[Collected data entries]
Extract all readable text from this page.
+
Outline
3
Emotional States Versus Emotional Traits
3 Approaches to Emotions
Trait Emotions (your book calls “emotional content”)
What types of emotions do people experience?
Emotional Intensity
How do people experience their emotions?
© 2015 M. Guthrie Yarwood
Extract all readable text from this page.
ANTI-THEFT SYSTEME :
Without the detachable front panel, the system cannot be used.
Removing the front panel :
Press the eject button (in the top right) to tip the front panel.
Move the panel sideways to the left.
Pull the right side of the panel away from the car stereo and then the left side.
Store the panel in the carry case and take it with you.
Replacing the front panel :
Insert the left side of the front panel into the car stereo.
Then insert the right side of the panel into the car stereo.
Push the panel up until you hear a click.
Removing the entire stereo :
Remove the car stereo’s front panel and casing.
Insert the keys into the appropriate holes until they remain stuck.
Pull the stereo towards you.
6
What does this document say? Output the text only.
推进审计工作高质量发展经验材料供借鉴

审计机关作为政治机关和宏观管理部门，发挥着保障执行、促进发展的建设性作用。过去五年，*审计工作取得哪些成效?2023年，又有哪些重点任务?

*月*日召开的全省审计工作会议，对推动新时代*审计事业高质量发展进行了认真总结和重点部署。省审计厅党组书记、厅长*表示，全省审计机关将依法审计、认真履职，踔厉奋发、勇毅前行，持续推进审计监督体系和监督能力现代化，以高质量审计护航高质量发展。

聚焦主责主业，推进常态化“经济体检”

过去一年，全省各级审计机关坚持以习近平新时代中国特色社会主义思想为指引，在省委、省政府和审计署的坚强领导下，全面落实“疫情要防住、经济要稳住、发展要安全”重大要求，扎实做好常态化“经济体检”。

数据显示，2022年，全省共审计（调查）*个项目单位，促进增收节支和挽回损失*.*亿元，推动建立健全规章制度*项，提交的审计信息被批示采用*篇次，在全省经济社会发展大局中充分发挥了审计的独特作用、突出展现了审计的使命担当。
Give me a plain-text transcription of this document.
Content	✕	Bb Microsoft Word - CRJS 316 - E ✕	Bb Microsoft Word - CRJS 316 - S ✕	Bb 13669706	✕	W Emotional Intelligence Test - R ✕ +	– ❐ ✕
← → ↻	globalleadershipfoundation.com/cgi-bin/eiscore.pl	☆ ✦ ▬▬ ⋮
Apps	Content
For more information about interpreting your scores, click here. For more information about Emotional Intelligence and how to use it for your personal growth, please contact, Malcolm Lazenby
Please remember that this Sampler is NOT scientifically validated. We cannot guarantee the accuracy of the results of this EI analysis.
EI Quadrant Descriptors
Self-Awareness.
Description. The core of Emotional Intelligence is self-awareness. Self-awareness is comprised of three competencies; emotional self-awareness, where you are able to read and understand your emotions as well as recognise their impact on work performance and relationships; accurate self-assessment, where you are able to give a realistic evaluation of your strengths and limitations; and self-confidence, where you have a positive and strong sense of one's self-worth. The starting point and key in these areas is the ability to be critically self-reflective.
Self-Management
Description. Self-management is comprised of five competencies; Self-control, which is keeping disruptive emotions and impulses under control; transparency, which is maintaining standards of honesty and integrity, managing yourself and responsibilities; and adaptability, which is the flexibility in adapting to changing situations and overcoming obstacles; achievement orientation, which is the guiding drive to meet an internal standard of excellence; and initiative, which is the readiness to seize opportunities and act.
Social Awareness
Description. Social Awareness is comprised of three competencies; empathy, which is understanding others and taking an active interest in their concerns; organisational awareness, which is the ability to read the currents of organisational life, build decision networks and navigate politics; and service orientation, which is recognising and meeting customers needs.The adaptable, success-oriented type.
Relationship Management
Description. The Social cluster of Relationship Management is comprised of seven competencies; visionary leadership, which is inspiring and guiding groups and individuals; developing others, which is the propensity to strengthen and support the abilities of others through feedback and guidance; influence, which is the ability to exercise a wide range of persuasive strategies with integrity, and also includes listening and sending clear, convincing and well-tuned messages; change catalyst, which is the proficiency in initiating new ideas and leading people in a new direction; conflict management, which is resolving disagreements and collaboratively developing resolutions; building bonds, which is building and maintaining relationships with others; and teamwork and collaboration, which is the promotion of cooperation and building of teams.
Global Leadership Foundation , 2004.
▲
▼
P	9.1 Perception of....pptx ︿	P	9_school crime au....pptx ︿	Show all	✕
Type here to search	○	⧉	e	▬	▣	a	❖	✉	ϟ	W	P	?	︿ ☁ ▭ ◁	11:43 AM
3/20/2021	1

§ What the exercise asks:
Restate each record word for word.

§ The result:
Extract all readable text from this page.
+
Outline
3
Emotional States Versus Emotional Traits
3 Approaches to Emotions
Trait Emotions (your book calls “emotional content”)
What types of emotions do people experience?
Emotional Intensity
How do people experience their emotions?
© 2015 M. Guthrie Yarwood
Extract all readable text from this page.
ANTI-THEFT SYSTEME :
Without the detachable front panel, the system cannot be used.
Removing the front panel :
Press the eject button (in the top right) to tip the front panel.
Move the panel sideways to the left.
Pull the right side of the panel away from the car stereo and then the left side.
Store the panel in the carry case and take it with you.
Replacing the front panel :
Insert the left side of the front panel into the car stereo.
Then insert the right side of the panel into the car stereo.
Push the panel up until you hear a click.
Removing the entire stereo :
Remove the car stereo’s front panel and casing.
Insert the keys into the appropriate holes until they remain stuck.
Pull the stereo towards you.
6
What does this document say? Output the text only.
推进审计工作高质量发展经验材料供借鉴

审计机关作为政治机关和宏观管理部门，发挥着保障执行、促进发展的建设性作用。过去五年，*审计工作取得哪些成效?2023年，又有哪些重点任务?

*月*日召开的全省审计工作会议，对推动新时代*审计事业高质量发展进行了认真总结和重点部署。省审计厅党组书记、厅长*表示，全省审计机关将依法审计、认真履职，踔厉奋发、勇毅前行，持续推进审计监督体系和监督能力现代化，以高质量审计护航高质量发展。

聚焦主责主业，推进常态化“经济体检”

过去一年，全省各级审计机关坚持以习近平新时代中国特色社会主义思想为指引，在省委、省政府和审计署的坚强领导下，全面落实“疫情要防住、经济要稳住、发展要安全”重大要求，扎实做好常态化“经济体检”。

数据显示，2022年，全省共审计（调查）*个项目单位，促进增收节支和挽回损失*.*亿元，推动建立健全规章制度*项，提交的审计信息被批示采用*篇次，在全省经济社会发展大局中充分发挥了审计的独特作用、突出展现了审计的使命担当。
Give me a plain-text transcription of this document.
Content	✕	Bb Microsoft Word - CRJS 316 - E ✕	Bb Microsoft Word - CRJS 316 - S ✕	Bb 13669706	✕	W Emotional Intelligence Test - R ✕ +	– ❐ ✕
← → ↻	globalleadershipfoundation.com/cgi-bin/eiscore.pl	☆ ✦ ▬▬ ⋮
Apps	Content
For more information about interpreting your scores, click here. For more information about Emotional Intelligence and how to use it for your personal growth, please contact, Malcolm Lazenby
Please remember that this Sampler is NOT scientifically validated. We cannot guarantee the accuracy of the results of this EI analysis.
EI Quadrant Descriptors
Self-Awareness.
Description. The core of Emotional Intelligence is self-awareness. Self-awareness is comprised of three competencies; emotional self-awareness, where you are able to read and understand your emotions as well as recognise their impact on work performance and relationships; accurate self-assessment, where you are able to give a realistic evaluation of your strengths and limitations; and self-confidence, where you have a positive and strong sense of one's self-worth. The starting point and key in these areas is the ability to be critically self-reflective.
Self-Management
Description. Self-management is comprised of five competencies; Self-control, which is keeping disruptive emotions and impulses under control; transparency, which is maintaining standards of honesty and integrity, managing yourself and responsibilities; and adaptability, which is the flexibility in adapting to changing situations and overcoming obstacles; achievement orientation, which is the guiding drive to meet an internal standard of excellence; and initiative, which is the readiness to seize opportunities and act.
Social Awareness
Description. Social Awareness is comprised of three competencies; empathy, which is understanding others and taking an active interest in their concerns; organisational awareness, which is the ability to read the currents of organisational life, build decision networks and navigate politics; and service orientation, which is recognising and meeting customers needs.The adaptable, success-oriented type.
Relationship Management
Description. The Social cluster of Relationship Management is comprised of seven competencies; visionary leadership, which is inspiring and guiding groups and individuals; developing others, which is the propensity to strengthen and support the abilities of others through feedback and guidance; influence, which is the ability to exercise a wide range of persuasive strategies with integrity, and also includes listening and sending clear, convincing and well-tuned messages; change catalyst, which is the proficiency in initiating new ideas and leading people in a new direction; conflict management, which is resolving disagreements and collaboratively developing resolutions; building bonds, which is building and maintaining relationships with others; and teamwork and collaboration, which is the promotion of cooperation and building of teams.
Global Leadership Foundation , 2004.
▲
▼
P	9.1 Perception of....pptx ︿	P	9_school crime au....pptx ︿	Show all	✕
Type here to search	○	⧉	e	▬	▣	a	❖	✉	ϟ	W	P	?	︿ ☁ ▭ ◁	11:43 AM
3/20/2021	1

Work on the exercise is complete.